§ EXERCISE BRIEF: What is the count of lines in the listing below that hold the string "loại"? Reply with that number alone.

§ DATA LINES:
▼
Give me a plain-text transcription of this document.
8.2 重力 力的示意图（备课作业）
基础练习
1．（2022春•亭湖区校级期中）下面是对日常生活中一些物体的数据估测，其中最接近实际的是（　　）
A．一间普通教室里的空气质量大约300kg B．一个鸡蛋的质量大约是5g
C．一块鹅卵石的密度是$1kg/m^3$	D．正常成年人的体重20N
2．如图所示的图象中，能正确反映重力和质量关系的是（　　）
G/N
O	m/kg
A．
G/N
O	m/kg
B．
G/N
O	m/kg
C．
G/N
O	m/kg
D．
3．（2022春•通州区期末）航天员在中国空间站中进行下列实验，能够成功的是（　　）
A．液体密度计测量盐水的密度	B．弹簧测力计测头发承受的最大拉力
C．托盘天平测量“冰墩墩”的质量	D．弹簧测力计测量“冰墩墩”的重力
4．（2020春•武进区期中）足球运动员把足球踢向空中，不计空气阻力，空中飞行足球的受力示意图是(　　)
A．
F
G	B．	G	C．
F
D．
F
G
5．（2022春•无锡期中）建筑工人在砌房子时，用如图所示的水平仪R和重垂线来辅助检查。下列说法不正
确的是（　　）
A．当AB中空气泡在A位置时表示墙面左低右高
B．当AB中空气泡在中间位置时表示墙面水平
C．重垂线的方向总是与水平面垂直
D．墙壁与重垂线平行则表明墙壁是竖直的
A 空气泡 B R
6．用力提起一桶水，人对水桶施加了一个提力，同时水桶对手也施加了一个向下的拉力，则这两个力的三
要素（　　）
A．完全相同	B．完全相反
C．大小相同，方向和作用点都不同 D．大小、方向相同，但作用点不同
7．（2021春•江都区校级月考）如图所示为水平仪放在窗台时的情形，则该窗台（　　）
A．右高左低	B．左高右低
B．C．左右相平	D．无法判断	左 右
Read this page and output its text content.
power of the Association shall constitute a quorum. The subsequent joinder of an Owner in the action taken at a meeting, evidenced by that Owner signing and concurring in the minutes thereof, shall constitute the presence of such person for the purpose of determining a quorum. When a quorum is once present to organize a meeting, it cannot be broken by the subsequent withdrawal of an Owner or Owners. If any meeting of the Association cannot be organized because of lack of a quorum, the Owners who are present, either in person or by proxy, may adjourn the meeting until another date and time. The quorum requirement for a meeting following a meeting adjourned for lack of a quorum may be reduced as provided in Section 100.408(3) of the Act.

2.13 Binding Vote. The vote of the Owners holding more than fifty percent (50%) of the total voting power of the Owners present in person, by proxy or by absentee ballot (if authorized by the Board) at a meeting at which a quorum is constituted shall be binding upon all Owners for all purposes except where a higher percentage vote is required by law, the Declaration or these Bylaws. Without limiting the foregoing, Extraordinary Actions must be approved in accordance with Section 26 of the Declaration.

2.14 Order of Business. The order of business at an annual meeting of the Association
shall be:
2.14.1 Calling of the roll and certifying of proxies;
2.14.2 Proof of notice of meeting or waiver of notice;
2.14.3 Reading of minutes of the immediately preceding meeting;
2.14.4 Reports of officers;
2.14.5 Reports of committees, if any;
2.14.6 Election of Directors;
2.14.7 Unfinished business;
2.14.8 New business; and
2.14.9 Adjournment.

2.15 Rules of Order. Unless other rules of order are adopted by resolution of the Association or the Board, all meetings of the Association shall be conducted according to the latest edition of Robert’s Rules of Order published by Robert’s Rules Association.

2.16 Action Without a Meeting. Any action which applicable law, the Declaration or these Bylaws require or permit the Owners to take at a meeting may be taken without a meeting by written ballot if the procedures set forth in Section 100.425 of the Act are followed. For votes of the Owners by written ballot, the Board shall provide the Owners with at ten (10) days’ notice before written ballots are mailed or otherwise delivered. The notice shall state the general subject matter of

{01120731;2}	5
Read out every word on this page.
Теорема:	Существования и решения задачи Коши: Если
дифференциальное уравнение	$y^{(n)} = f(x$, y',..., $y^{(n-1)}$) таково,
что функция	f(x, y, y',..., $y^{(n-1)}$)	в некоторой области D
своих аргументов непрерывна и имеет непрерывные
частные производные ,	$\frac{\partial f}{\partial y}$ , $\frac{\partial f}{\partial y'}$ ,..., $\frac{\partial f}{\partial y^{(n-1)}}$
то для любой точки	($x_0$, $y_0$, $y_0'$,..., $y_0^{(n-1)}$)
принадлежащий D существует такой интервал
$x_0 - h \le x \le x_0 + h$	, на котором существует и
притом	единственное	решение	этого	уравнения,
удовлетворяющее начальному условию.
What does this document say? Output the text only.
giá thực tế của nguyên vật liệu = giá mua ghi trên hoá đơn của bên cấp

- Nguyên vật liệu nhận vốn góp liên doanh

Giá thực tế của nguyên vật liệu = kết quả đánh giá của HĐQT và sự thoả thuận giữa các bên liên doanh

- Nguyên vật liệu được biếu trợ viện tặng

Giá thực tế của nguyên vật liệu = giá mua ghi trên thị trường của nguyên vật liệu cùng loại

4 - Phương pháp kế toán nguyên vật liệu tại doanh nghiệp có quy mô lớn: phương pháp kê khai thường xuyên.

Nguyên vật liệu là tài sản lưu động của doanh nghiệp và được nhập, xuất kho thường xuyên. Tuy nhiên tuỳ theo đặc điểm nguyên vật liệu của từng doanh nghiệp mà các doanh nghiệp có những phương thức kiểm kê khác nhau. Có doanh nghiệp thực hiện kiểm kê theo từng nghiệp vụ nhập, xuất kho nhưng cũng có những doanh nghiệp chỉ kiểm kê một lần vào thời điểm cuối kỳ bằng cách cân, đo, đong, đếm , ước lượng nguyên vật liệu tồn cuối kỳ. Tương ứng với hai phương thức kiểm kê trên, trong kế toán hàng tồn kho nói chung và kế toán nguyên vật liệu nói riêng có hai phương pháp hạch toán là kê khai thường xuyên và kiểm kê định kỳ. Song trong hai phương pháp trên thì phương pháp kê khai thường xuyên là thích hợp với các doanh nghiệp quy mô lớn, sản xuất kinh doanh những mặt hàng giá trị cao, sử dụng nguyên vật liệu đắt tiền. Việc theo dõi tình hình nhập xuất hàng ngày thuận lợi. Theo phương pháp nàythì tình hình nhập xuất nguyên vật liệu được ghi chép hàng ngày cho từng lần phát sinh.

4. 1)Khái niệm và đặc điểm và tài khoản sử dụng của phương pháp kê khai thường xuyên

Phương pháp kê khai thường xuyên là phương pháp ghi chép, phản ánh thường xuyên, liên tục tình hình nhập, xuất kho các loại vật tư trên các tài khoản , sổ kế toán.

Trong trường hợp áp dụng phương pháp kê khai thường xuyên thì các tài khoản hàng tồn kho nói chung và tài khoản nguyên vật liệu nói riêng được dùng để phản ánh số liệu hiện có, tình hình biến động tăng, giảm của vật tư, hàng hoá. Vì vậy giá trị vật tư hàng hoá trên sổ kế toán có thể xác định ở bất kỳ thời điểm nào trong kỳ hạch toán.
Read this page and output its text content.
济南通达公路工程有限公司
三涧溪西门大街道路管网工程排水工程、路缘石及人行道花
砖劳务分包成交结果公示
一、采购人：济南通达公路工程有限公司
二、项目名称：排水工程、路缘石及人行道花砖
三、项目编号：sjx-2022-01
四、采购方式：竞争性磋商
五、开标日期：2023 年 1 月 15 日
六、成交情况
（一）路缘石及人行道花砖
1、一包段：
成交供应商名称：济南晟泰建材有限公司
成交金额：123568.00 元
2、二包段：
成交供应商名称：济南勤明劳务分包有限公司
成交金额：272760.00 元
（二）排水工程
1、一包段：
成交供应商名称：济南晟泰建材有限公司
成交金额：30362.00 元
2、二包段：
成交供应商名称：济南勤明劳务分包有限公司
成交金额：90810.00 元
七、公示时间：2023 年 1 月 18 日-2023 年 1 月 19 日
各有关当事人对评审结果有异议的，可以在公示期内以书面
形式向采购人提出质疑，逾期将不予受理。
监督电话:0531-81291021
▲
§ ANSWER TO THIS TASK: 2